## begin MATERIAL SHOWN

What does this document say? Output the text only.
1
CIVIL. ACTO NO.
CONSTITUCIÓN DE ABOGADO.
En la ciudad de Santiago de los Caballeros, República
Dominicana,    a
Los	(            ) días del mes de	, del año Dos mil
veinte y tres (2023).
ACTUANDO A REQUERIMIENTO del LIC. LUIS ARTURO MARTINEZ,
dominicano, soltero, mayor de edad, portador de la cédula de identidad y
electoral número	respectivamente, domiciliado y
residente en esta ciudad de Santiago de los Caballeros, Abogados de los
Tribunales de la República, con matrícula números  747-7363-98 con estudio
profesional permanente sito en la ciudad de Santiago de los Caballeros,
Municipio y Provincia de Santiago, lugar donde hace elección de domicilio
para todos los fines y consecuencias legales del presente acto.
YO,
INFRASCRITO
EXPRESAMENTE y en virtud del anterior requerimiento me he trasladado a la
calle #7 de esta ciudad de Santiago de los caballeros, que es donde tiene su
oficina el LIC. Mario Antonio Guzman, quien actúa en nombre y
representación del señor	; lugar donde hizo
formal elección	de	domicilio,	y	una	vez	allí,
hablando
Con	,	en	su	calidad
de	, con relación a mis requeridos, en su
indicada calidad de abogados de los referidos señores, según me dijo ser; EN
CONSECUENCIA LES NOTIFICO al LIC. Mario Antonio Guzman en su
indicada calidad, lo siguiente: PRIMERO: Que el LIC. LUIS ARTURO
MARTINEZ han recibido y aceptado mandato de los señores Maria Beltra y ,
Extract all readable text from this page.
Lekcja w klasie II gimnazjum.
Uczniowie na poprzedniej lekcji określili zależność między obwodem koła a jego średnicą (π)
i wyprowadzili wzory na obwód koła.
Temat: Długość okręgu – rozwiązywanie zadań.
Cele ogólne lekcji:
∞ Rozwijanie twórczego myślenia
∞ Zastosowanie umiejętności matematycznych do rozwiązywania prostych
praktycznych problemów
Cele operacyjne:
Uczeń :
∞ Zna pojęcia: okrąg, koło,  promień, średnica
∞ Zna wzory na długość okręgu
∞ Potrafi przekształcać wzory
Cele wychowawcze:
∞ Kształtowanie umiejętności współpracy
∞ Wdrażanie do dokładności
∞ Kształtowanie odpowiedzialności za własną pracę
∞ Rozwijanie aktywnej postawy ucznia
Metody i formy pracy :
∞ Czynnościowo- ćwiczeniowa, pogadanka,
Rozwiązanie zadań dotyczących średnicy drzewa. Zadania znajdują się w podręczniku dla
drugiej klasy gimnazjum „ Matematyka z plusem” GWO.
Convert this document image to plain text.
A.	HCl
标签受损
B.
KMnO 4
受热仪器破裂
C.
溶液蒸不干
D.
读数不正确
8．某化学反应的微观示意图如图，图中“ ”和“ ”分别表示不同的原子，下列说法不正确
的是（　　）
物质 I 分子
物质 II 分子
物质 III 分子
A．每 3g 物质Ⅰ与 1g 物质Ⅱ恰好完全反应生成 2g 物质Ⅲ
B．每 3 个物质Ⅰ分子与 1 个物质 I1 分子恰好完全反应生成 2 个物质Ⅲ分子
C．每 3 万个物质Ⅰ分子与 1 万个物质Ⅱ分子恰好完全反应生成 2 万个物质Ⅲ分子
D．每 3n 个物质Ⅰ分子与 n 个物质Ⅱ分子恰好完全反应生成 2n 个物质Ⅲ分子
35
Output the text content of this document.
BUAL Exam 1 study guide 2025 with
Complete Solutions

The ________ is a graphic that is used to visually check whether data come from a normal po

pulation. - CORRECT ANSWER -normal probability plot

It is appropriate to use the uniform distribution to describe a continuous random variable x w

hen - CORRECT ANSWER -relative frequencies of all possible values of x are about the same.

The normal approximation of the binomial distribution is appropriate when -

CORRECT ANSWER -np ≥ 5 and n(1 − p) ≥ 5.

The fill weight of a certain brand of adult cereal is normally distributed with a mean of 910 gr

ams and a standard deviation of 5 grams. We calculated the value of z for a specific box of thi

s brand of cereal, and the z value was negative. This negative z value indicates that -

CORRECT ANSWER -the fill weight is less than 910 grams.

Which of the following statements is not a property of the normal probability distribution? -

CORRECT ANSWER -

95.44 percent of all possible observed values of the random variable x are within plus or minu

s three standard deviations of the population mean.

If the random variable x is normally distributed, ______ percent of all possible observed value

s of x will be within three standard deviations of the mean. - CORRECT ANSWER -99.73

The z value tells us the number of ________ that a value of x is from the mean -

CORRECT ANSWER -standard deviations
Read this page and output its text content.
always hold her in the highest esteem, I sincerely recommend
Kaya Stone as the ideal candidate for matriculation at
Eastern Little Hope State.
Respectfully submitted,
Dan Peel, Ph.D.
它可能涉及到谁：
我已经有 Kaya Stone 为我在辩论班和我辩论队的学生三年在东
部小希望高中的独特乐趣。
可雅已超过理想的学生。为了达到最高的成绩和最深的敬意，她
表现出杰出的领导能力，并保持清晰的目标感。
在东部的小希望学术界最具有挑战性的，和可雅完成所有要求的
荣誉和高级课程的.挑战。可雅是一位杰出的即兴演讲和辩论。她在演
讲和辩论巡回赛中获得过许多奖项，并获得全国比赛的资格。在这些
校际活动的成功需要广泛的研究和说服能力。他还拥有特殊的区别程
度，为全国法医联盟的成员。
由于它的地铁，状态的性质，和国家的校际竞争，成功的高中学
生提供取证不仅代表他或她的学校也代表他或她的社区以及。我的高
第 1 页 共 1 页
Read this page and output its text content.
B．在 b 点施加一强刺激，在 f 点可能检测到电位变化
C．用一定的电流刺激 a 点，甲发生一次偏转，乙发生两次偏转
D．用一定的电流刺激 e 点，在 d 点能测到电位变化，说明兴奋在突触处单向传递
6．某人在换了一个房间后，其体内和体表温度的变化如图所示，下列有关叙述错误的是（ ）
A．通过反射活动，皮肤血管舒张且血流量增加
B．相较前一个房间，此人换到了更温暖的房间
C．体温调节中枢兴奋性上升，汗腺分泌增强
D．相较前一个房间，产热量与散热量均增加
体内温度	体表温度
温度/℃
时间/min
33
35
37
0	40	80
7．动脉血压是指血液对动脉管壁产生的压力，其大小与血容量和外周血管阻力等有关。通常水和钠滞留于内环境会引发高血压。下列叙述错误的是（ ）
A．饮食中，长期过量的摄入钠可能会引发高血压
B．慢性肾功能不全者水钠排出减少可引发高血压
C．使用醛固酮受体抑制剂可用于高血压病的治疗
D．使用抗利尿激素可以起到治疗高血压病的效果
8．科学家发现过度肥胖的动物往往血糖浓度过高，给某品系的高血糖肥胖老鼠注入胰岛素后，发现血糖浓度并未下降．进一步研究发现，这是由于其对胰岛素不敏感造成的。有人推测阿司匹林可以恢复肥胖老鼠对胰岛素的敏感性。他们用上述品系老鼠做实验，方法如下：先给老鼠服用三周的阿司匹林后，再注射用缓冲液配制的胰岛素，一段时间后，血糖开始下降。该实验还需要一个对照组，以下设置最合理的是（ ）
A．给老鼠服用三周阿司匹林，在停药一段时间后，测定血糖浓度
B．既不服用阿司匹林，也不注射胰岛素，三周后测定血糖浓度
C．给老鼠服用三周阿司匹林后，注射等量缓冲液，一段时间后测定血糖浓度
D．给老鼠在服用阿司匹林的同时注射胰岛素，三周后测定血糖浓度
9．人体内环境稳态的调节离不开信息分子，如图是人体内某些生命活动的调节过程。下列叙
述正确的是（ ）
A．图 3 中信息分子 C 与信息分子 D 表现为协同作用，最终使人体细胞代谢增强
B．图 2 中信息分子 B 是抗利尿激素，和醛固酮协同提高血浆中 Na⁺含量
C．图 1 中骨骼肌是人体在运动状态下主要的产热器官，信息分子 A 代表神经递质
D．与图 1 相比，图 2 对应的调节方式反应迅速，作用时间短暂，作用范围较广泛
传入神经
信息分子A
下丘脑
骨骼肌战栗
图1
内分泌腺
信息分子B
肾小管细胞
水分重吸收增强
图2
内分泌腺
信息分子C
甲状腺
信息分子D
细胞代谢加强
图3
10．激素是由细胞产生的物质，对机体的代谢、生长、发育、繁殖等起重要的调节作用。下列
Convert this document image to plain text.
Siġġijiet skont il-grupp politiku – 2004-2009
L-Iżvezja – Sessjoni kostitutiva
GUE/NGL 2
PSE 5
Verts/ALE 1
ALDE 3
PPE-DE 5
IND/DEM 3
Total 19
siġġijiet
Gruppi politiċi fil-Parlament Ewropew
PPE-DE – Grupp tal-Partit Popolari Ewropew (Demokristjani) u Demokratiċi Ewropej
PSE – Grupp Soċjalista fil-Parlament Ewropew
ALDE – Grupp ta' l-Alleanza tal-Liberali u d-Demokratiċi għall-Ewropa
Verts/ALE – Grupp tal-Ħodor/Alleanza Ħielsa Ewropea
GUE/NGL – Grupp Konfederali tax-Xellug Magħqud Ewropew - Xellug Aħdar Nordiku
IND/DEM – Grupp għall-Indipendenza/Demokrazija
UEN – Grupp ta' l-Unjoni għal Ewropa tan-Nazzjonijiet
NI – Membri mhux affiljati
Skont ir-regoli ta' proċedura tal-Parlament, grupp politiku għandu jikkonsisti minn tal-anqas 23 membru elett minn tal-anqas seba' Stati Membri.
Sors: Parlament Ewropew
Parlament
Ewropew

## end MATERIAL SHOWN

▸ **WHAT YOU NEED TO DO**: Identify every line holding the word "indicada" and copy it out.

▸ **RESPONSE TO THIS EXERCISE**:
indicada calidad de abogados de los referidos señores, según me dijo ser; EN
indicada calidad, lo siguiente: PRIMERO: Que el LIC. LUIS ARTURO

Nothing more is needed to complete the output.